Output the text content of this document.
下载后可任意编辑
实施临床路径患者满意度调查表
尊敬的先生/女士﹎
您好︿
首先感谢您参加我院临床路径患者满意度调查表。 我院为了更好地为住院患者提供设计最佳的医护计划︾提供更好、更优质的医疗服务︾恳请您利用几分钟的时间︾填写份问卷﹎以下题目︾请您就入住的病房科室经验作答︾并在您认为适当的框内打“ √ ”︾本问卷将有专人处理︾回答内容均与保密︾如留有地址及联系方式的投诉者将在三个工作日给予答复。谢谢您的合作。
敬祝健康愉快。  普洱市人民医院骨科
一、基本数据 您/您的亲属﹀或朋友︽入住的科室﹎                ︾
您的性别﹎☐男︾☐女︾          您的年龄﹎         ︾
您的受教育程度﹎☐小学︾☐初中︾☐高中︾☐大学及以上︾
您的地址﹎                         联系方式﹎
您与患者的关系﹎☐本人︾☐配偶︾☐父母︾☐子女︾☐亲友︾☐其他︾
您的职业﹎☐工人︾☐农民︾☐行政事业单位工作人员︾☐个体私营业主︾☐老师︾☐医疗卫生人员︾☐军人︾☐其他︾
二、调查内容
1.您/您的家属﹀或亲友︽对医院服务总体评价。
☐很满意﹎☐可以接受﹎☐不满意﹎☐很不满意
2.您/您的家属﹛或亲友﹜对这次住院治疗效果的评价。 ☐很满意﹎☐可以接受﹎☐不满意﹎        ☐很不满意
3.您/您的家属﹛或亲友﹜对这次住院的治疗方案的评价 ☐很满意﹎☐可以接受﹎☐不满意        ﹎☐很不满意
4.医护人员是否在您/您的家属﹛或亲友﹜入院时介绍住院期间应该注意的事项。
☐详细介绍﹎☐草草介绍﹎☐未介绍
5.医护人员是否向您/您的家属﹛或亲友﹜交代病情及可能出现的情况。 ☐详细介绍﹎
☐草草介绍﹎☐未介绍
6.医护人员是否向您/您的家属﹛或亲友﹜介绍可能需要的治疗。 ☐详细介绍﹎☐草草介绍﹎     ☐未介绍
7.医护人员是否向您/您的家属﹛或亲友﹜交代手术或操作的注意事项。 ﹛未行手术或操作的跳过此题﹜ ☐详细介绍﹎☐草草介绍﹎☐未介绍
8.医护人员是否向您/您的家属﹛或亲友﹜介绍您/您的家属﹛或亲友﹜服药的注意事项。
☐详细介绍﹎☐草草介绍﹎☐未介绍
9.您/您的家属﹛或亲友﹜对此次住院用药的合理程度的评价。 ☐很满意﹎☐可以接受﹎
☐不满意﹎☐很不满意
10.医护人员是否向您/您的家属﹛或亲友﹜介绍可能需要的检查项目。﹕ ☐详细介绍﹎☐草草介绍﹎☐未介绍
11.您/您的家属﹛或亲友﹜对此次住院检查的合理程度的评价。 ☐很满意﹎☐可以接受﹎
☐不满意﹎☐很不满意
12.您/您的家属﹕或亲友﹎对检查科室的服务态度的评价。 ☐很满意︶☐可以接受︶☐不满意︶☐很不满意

▸ EXERCISE BRIEF: Restate all of the entries exactly, please.

▸ WRITTEN RESPONSE:
Output the text content of this document.
下载后可任意编辑
实施临床路径患者满意度调查表
尊敬的先生/女士﹎
您好︿
首先感谢您参加我院临床路径患者满意度调查表。 我院为了更好地为住院患者提供设计最佳的医护计划︾提供更好、更优质的医疗服务︾恳请您利用几分钟的时间︾填写份问卷﹎以下题目︾请您就入住的病房科室经验作答︾并在您认为适当的框内打“ √ ”︾本问卷将有专人处理︾回答内容均与保密︾如留有地址及联系方式的投诉者将在三个工作日给予答复。谢谢您的合作。
敬祝健康愉快。  普洱市人民医院骨科
一、基本数据 您/您的亲属﹀或朋友︽入住的科室﹎                ︾
您的性别﹎☐男︾☐女︾          您的年龄﹎         ︾
您的受教育程度﹎☐小学︾☐初中︾☐高中︾☐大学及以上︾
您的地址﹎                         联系方式﹎
您与患者的关系﹎☐本人︾☐配偶︾☐父母︾☐子女︾☐亲友︾☐其他︾
您的职业﹎☐工人︾☐农民︾☐行政事业单位工作人员︾☐个体私营业主︾☐老师︾☐医疗卫生人员︾☐军人︾☐其他︾
二、调查内容
1.您/您的家属﹀或亲友︽对医院服务总体评价。
☐很满意﹎☐可以接受﹎☐不满意﹎☐很不满意
2.您/您的家属﹛或亲友﹜对这次住院治疗效果的评价。 ☐很满意﹎☐可以接受﹎☐不满意﹎        ☐很不满意
3.您/您的家属﹛或亲友﹜对这次住院的治疗方案的评价 ☐很满意﹎☐可以接受﹎☐不满意        ﹎☐很不满意
4.医护人员是否在您/您的家属﹛或亲友﹜入院时介绍住院期间应该注意的事项。
☐详细介绍﹎☐草草介绍﹎☐未介绍
5.医护人员是否向您/您的家属﹛或亲友﹜交代病情及可能出现的情况。 ☐详细介绍﹎
☐草草介绍﹎☐未介绍
6.医护人员是否向您/您的家属﹛或亲友﹜介绍可能需要的治疗。 ☐详细介绍﹎☐草草介绍﹎     ☐未介绍
7.医护人员是否向您/您的家属﹛或亲友﹜交代手术或操作的注意事项。 ﹛未行手术或操作的跳过此题﹜ ☐详细介绍﹎☐草草介绍﹎☐未介绍
8.医护人员是否向您/您的家属﹛或亲友﹜介绍您/您的家属﹛或亲友﹜服药的注意事项。
☐详细介绍﹎☐草草介绍﹎☐未介绍
9.您/您的家属﹛或亲友﹜对此次住院用药的合理程度的评价。 ☐很满意﹎☐可以接受﹎
☐不满意﹎☐很不满意
10.医护人员是否向您/您的家属﹛或亲友﹜介绍可能需要的检查项目。﹕ ☐详细介绍﹎☐草草介绍﹎☐未介绍
11.您/您的家属﹛或亲友﹜对此次住院检查的合理程度的评价。 ☐很满意﹎☐可以接受﹎
☐不满意﹎☐很不满意
12.您/您的家属﹕或亲友﹎对检查科室的服务态度的评价。 ☐很满意︶☐可以接受︶☐不满意︶☐很不满意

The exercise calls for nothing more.